Task statement
The required output is a single number: how many lines of the material contain the string "Catch".

** begin **

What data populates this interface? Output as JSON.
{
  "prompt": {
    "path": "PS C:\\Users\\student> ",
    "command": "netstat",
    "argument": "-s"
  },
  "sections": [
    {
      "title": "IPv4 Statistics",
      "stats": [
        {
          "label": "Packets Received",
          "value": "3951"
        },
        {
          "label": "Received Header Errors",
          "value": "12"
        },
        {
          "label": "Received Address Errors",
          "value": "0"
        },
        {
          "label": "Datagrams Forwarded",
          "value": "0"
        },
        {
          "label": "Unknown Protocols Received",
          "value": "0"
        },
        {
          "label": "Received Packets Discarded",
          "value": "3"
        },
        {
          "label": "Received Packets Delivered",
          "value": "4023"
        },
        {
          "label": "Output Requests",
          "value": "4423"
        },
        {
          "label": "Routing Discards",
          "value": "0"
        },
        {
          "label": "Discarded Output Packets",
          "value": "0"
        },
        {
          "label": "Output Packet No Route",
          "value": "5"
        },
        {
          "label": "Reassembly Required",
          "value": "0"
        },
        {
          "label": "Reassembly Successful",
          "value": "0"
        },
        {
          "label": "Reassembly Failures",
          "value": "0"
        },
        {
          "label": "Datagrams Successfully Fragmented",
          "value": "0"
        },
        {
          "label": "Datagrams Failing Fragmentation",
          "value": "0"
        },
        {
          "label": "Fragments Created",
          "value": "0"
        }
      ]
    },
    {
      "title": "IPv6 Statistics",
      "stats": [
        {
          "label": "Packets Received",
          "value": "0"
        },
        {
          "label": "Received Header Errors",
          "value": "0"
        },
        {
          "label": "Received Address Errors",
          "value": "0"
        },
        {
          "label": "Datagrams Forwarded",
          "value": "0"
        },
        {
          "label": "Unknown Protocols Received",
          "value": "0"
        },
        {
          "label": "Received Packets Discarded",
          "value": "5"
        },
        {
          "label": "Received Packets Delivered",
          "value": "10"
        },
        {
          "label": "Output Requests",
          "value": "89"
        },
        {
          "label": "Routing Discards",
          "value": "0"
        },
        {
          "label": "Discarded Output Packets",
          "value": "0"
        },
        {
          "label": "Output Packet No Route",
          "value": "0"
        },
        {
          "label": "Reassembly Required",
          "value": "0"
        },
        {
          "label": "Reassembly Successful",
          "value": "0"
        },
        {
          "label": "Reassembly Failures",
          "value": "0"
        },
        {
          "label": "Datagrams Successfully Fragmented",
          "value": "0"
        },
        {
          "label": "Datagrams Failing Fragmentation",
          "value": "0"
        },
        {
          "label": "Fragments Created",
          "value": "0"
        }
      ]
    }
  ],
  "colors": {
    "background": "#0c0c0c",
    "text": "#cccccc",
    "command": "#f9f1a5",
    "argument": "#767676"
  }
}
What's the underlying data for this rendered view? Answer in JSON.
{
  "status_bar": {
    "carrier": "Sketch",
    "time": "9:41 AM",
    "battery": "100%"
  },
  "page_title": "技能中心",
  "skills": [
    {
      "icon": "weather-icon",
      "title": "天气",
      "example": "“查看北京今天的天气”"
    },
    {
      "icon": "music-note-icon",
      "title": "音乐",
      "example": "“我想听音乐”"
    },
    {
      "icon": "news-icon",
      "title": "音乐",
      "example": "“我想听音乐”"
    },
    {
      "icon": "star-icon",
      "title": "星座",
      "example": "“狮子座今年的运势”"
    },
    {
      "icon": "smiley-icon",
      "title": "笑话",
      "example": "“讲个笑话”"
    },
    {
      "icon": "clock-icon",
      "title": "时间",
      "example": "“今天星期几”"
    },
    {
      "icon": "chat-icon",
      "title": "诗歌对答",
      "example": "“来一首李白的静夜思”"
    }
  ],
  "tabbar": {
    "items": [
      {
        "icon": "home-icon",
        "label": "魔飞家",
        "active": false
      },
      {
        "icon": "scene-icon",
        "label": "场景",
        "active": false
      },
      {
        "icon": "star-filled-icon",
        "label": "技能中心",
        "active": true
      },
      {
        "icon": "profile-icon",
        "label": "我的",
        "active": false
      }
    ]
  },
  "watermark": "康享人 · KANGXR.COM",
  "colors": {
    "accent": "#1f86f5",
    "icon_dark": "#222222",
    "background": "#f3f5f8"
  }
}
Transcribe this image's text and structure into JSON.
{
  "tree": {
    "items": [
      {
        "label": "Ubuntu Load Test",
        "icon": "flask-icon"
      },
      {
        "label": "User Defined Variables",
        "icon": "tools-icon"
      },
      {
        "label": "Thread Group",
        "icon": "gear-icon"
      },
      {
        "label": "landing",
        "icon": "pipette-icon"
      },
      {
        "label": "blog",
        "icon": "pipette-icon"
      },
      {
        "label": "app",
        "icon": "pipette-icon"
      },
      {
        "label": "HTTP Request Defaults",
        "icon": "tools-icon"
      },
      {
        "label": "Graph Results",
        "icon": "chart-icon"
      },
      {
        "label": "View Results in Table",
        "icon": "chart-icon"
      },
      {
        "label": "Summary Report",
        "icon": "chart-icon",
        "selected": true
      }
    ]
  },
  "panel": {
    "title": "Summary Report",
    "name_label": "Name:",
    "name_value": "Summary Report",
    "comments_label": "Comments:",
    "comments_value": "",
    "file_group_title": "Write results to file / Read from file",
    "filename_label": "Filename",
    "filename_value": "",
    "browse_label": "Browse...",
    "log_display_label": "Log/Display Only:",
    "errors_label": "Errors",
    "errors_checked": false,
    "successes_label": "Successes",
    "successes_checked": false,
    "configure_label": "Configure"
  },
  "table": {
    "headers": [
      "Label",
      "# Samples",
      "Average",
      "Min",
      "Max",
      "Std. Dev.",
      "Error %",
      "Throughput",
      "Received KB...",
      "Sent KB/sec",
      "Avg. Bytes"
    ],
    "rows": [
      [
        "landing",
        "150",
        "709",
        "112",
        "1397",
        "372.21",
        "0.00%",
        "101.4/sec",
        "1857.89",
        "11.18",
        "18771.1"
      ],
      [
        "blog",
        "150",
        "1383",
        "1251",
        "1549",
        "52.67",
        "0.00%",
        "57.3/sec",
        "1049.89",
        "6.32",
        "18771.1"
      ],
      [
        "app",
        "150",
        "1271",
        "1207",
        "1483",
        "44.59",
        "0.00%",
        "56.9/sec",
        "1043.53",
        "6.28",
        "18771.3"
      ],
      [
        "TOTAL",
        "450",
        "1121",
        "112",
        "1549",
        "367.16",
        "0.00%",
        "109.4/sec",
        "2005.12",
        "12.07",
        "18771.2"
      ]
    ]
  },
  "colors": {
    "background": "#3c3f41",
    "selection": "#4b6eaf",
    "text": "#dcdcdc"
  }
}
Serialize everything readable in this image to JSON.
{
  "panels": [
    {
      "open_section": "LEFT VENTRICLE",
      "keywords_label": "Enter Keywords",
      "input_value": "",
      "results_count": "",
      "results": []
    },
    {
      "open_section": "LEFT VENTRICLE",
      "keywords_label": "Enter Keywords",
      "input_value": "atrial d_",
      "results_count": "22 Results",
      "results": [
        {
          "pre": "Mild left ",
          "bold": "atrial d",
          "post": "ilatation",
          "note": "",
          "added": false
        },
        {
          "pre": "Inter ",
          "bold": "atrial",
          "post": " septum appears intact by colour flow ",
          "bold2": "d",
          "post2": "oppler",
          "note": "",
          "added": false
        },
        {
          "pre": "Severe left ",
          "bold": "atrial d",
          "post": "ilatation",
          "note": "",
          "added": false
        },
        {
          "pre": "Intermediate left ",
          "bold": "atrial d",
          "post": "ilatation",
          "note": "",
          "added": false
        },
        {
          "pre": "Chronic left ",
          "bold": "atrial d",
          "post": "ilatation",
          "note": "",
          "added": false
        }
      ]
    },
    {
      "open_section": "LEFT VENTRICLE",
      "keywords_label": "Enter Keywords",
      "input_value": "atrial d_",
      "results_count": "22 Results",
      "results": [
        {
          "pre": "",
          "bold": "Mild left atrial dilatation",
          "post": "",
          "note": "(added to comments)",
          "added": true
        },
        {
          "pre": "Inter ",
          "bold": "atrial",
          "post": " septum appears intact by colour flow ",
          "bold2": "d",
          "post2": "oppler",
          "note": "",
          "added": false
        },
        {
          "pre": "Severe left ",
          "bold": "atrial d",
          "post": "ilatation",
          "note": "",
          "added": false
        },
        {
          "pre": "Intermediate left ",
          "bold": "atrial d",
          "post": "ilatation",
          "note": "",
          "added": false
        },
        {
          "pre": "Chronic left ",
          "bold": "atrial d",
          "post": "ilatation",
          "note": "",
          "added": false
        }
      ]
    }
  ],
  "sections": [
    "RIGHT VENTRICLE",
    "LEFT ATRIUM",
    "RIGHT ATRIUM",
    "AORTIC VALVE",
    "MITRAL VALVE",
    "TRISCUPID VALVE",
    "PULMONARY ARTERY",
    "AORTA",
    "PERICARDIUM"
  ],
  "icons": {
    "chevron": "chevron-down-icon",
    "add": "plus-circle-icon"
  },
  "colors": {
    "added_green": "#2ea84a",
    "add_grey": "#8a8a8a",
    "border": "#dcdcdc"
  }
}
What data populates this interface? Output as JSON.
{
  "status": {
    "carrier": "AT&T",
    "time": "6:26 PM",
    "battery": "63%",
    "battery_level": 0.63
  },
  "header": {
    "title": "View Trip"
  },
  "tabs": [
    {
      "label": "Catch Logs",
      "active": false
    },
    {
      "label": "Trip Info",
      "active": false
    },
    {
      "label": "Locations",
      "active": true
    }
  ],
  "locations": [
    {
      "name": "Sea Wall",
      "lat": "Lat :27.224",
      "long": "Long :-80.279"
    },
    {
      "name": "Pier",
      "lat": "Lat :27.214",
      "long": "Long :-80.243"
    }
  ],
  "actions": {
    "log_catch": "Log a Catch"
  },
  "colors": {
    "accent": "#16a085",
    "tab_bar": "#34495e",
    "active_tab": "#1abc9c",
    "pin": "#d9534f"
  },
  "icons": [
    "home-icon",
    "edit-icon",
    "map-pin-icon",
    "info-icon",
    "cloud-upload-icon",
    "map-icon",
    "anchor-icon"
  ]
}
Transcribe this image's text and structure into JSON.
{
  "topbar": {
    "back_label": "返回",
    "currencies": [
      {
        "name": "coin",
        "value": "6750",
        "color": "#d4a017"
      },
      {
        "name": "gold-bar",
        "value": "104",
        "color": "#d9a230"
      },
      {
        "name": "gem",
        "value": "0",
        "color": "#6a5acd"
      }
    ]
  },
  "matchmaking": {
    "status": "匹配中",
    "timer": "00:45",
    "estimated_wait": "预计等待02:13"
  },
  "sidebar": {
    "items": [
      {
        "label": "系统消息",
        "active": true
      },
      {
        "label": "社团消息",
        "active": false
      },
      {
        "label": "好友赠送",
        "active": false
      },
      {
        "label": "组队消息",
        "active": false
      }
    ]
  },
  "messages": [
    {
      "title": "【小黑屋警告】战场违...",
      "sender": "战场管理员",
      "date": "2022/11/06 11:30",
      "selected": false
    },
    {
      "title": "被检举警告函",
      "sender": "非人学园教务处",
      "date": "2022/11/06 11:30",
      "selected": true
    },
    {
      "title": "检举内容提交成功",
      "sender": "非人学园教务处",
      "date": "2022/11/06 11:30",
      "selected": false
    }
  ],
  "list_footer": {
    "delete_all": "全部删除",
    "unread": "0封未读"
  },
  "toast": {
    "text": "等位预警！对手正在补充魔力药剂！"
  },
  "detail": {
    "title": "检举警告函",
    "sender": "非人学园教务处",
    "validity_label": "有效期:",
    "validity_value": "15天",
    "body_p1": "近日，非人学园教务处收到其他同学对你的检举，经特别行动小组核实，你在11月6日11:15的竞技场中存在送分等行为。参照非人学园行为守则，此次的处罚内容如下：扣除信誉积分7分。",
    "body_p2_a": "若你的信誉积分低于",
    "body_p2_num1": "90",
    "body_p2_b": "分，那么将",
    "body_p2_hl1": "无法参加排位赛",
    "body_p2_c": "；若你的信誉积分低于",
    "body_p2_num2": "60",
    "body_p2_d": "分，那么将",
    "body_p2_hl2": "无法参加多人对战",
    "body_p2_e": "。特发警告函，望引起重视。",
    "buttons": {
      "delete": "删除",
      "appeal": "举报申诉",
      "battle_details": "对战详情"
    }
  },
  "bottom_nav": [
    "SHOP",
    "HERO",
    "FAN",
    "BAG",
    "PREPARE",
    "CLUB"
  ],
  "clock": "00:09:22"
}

** end **

Response
2